- [What the task asks]: List all lines of the data that include the string "Second".
++++ Available records ++++
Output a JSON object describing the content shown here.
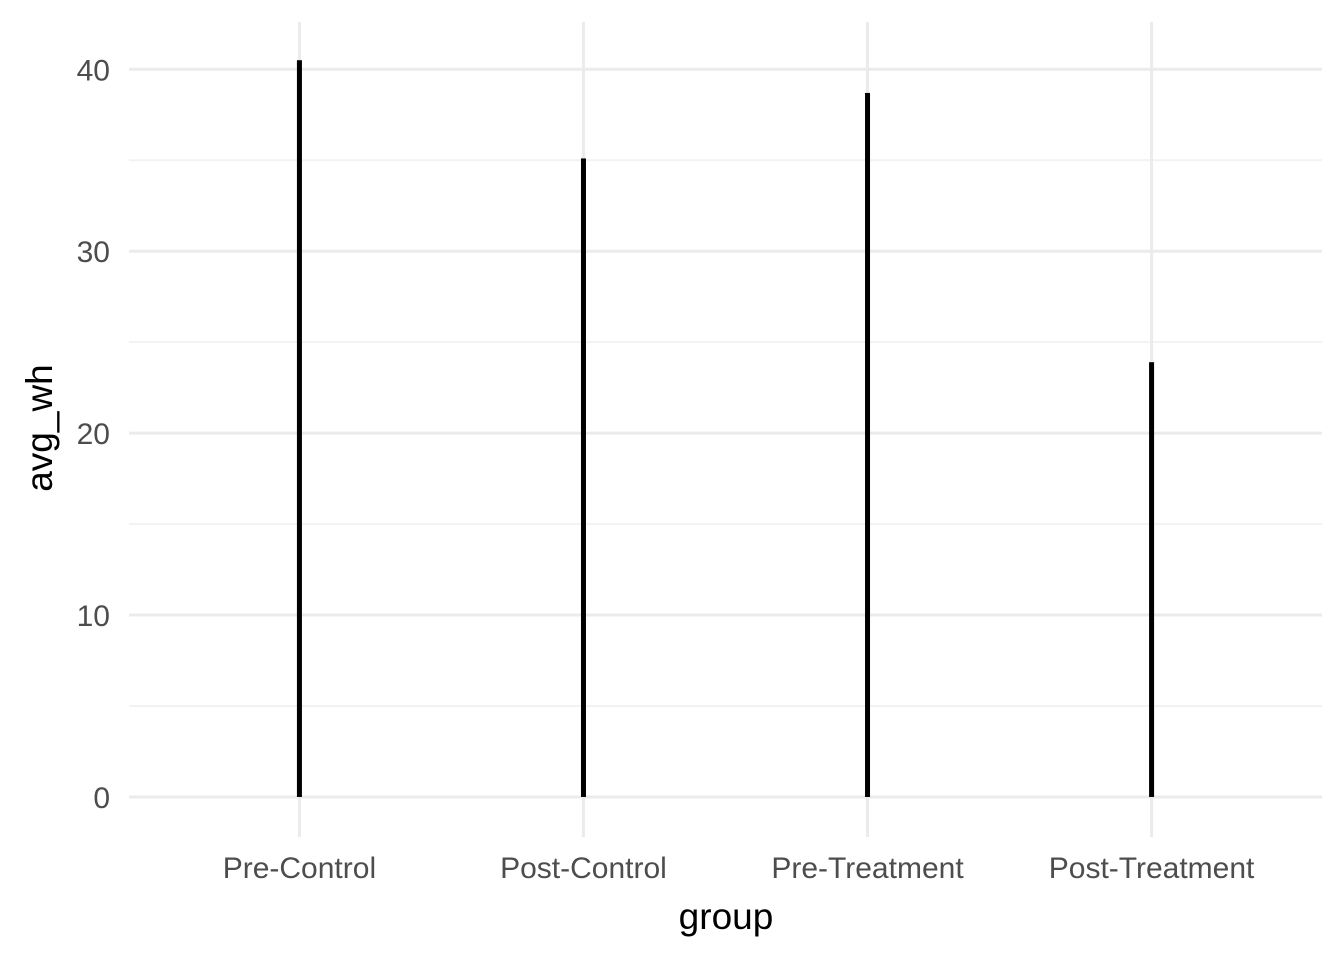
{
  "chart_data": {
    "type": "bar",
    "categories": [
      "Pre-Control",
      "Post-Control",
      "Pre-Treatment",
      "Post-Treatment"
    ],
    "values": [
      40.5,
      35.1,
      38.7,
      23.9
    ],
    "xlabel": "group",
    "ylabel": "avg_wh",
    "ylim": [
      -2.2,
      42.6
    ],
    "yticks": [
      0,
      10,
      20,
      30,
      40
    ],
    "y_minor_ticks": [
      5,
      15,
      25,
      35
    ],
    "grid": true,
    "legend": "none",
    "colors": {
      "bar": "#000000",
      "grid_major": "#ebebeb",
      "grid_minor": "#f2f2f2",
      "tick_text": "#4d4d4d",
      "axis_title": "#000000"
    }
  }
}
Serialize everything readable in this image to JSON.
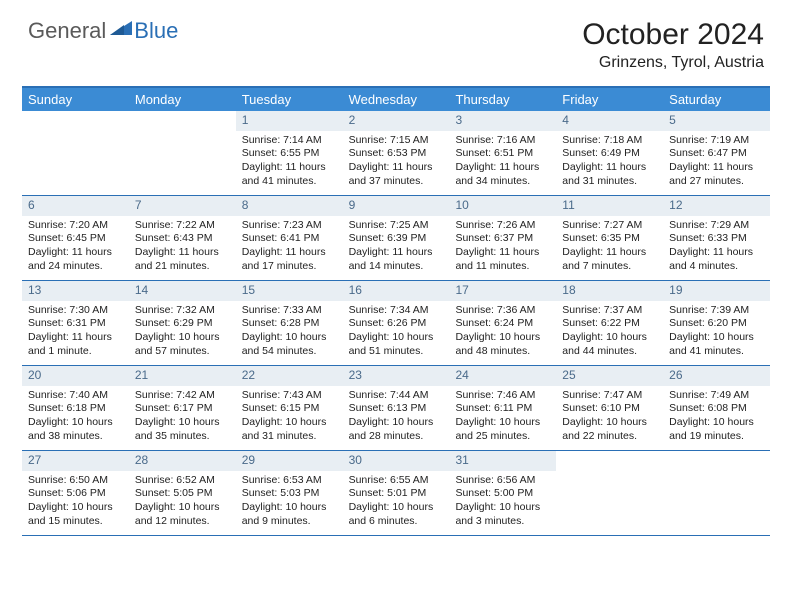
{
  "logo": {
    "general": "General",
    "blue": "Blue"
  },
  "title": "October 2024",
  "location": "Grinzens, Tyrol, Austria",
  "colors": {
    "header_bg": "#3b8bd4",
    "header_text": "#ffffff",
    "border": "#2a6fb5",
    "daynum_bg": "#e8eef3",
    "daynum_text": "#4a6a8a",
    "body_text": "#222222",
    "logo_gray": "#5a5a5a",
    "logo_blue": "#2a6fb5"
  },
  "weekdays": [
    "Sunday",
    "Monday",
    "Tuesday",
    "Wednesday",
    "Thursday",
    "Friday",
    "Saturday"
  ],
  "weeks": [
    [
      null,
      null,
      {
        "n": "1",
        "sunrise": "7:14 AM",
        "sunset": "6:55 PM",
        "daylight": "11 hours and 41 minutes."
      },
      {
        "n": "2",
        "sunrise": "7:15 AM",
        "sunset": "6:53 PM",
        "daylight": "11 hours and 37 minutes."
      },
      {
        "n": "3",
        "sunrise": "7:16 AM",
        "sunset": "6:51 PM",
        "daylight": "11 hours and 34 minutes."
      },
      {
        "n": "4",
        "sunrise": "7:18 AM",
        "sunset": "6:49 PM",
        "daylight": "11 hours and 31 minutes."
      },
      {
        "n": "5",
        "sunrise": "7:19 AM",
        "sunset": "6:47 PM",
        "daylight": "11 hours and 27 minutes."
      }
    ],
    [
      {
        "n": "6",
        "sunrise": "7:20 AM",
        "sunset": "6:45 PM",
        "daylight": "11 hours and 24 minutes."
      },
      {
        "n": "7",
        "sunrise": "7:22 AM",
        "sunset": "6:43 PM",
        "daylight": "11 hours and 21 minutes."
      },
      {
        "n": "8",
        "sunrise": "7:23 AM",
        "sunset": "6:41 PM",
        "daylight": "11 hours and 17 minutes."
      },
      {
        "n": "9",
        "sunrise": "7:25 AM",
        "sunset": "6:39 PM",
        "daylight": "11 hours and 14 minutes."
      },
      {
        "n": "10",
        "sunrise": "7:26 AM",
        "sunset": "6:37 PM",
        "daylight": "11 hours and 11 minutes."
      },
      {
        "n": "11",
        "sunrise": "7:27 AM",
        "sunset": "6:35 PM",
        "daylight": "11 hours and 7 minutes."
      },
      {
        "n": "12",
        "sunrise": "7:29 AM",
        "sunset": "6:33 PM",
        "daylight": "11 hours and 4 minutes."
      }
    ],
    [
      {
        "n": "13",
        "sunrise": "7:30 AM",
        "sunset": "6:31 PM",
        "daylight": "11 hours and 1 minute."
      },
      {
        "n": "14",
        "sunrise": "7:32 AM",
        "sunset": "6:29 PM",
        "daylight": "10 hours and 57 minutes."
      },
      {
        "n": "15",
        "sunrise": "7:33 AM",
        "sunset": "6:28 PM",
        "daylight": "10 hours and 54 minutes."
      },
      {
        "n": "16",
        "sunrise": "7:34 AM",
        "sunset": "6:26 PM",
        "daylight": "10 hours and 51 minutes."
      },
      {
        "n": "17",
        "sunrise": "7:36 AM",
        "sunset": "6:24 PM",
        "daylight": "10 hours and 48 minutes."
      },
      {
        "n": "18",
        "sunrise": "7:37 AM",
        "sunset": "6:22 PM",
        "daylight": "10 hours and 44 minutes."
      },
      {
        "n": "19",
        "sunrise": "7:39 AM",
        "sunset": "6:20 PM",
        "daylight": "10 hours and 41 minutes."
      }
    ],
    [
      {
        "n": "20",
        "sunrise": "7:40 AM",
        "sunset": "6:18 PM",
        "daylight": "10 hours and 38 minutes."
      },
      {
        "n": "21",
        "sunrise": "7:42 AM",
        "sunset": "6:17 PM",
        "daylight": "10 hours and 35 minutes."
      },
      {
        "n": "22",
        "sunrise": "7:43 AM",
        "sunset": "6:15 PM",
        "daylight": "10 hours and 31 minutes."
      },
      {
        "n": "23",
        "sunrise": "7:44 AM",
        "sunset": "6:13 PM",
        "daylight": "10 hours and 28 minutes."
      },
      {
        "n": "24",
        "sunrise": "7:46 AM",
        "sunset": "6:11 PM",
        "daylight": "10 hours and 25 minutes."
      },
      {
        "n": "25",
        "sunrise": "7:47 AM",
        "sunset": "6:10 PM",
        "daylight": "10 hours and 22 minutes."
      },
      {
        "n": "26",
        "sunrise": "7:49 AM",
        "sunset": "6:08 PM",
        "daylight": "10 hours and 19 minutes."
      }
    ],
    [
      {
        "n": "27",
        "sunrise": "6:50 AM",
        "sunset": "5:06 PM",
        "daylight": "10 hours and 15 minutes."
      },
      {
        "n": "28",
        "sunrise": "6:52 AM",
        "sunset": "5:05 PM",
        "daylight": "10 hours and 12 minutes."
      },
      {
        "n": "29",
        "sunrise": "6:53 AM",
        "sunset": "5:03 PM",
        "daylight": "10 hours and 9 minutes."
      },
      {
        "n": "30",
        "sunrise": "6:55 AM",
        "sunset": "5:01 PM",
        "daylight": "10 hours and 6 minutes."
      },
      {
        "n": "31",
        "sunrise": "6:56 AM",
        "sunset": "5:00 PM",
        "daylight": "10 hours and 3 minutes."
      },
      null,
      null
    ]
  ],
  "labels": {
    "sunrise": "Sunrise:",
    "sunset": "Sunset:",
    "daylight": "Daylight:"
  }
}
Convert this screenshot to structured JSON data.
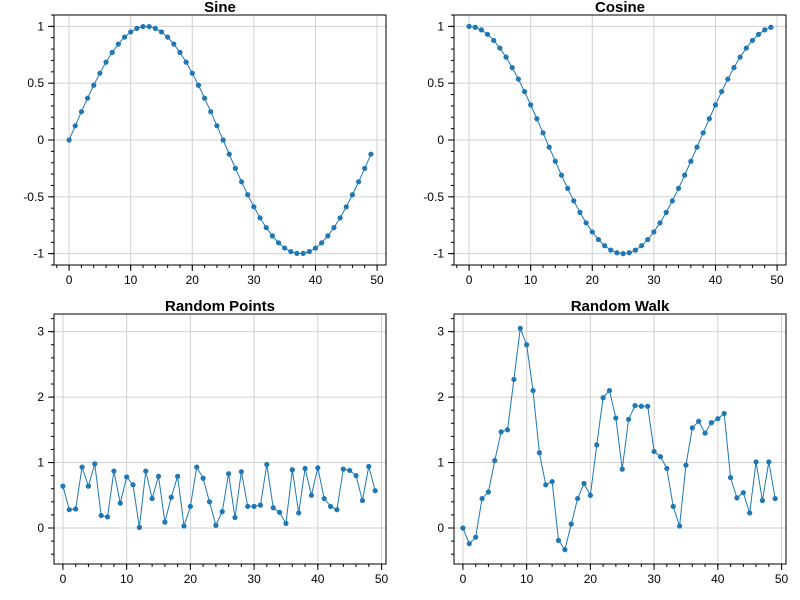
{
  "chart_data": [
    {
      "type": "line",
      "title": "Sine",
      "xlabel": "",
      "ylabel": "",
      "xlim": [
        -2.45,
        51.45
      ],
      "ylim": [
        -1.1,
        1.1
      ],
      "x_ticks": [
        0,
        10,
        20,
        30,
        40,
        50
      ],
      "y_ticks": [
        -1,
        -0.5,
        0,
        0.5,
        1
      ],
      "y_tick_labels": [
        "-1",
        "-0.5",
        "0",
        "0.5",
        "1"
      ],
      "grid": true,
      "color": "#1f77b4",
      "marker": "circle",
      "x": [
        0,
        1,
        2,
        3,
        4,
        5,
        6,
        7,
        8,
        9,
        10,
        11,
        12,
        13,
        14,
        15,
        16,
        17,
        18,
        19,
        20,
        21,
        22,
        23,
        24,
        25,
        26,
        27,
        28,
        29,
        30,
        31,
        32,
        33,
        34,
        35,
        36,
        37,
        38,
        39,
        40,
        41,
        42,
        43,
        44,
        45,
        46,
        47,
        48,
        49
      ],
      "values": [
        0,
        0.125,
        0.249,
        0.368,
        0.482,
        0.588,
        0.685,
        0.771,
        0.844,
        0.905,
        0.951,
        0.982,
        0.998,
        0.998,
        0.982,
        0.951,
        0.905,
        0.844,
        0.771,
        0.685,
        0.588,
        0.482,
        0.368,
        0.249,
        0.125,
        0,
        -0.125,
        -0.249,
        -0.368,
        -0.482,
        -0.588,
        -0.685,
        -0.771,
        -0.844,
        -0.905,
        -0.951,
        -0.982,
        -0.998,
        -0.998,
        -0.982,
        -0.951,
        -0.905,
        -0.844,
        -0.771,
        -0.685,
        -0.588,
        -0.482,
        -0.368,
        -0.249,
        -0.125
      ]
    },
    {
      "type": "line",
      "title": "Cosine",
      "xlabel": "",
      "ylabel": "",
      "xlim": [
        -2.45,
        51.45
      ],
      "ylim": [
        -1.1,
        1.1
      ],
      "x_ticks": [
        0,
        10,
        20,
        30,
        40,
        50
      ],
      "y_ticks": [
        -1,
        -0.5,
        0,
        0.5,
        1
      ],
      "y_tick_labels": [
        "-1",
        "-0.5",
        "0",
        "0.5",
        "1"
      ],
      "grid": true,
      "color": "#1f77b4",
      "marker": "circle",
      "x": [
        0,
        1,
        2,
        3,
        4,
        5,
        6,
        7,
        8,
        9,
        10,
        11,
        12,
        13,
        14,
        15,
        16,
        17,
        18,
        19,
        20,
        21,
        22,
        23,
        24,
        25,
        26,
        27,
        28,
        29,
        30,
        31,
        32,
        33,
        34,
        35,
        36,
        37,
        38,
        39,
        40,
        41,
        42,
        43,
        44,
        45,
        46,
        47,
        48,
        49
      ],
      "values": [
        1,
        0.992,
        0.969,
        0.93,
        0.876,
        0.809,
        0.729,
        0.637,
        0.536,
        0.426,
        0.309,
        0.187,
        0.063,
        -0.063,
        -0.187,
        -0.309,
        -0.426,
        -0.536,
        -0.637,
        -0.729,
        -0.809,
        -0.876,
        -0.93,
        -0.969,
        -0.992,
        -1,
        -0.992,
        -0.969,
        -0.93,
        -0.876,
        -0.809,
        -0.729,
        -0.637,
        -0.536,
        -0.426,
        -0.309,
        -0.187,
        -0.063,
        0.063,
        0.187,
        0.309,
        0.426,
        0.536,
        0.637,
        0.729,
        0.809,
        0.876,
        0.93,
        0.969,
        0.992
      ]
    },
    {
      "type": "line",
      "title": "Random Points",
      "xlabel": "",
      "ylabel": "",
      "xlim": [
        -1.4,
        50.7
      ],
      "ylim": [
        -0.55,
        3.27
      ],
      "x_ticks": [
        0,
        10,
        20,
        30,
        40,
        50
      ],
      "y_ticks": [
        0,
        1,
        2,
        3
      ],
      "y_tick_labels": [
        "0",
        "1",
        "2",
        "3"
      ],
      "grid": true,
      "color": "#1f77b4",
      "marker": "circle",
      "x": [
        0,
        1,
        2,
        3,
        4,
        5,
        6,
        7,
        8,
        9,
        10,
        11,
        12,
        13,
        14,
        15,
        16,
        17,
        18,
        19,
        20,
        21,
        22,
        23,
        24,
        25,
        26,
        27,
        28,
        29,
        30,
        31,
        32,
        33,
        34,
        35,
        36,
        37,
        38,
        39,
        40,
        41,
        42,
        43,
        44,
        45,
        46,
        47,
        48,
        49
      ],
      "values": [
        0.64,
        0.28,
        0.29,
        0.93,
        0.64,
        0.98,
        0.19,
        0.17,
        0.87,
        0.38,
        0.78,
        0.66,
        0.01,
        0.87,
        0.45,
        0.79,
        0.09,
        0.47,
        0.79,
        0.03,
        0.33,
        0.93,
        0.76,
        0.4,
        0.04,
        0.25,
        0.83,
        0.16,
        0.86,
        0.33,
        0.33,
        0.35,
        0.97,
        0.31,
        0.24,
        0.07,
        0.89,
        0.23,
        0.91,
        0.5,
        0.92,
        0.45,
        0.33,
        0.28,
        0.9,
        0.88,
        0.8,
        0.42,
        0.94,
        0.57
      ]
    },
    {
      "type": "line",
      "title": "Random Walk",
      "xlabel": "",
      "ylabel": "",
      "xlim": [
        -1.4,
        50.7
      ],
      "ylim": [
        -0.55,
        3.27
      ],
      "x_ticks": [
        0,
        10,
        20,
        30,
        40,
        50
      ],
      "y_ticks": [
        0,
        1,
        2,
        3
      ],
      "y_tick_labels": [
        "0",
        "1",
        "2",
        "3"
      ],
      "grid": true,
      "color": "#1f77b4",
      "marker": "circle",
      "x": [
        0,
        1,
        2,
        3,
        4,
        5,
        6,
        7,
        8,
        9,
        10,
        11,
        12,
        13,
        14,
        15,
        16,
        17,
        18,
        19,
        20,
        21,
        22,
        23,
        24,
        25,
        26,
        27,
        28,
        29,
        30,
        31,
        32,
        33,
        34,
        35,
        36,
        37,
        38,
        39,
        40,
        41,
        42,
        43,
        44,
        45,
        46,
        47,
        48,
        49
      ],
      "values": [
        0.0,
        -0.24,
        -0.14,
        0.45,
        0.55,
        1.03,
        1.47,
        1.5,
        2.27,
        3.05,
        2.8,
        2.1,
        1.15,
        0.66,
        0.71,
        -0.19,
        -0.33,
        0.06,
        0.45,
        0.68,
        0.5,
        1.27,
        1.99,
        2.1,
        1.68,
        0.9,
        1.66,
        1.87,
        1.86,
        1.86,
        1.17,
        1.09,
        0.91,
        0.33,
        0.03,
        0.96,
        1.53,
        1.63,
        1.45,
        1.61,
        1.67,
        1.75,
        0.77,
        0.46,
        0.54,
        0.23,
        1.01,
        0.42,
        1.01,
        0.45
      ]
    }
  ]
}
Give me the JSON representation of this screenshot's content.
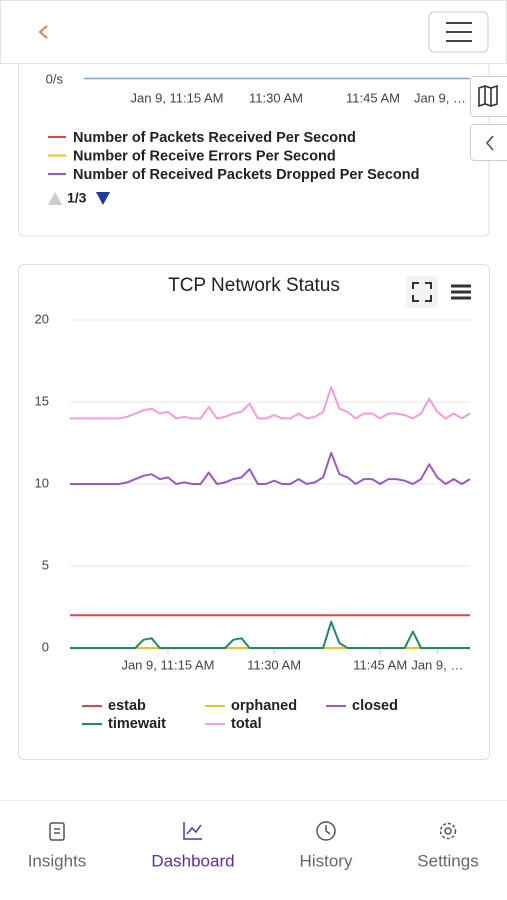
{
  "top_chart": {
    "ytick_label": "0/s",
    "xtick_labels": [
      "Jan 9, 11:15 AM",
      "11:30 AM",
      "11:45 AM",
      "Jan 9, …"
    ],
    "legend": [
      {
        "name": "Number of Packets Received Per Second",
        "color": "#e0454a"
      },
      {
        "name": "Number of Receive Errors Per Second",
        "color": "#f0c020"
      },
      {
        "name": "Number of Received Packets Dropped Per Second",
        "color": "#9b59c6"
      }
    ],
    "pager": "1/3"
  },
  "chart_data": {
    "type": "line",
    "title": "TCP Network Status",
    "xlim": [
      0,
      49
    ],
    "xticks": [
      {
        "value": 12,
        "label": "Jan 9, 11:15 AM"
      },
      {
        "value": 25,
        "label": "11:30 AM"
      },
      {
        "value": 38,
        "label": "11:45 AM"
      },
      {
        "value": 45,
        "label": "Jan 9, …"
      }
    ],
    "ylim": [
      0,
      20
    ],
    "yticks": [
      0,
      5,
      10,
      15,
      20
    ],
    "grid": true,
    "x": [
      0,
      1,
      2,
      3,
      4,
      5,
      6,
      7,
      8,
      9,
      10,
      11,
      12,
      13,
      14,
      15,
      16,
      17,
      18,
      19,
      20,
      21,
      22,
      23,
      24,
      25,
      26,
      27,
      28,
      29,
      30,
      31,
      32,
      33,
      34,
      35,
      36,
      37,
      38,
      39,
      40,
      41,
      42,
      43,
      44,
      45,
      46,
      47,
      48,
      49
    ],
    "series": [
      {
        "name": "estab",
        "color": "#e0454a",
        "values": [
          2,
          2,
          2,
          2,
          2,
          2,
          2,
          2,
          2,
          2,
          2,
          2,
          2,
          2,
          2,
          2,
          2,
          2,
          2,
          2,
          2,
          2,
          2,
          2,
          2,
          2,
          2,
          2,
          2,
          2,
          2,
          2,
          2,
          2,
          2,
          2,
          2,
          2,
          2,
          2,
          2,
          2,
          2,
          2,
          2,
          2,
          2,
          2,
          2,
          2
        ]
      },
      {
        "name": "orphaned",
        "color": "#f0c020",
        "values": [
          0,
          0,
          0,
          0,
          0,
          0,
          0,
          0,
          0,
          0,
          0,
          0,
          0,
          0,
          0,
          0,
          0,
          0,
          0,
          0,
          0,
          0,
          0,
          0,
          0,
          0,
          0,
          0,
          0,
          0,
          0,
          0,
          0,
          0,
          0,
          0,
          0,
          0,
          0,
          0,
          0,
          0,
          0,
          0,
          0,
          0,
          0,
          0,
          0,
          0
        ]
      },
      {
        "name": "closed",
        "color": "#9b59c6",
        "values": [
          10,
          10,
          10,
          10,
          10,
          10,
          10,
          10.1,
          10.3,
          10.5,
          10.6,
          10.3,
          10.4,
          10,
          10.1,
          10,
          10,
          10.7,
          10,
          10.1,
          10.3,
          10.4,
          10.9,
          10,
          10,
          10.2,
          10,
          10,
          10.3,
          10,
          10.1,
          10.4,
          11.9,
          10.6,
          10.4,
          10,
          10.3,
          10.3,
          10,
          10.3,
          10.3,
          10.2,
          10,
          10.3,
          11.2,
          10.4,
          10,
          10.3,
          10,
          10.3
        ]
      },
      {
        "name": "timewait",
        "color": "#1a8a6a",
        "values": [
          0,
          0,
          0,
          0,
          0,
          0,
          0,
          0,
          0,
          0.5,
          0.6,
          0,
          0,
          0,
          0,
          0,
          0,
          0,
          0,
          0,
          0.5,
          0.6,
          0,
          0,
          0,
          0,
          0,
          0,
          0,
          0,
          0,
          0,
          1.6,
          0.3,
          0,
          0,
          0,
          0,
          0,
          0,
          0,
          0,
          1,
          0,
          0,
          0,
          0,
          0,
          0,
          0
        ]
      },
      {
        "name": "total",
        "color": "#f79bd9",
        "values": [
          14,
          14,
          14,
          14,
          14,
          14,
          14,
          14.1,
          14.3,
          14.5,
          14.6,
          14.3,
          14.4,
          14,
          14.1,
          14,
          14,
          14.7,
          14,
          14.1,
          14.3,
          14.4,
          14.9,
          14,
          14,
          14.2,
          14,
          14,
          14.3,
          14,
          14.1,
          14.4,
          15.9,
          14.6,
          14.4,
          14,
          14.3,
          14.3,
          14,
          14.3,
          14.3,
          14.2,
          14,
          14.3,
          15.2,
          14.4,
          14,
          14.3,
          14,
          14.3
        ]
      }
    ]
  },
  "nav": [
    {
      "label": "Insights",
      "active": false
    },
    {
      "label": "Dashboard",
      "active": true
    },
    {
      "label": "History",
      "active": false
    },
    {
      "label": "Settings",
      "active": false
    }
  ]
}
++++
- [Solution to this task]:
        "name": "Number of Packets Received Per Second",
        "name": "Number of Receive Errors Per Second",
        "name": "Number of Received Packets Dropped Per Second",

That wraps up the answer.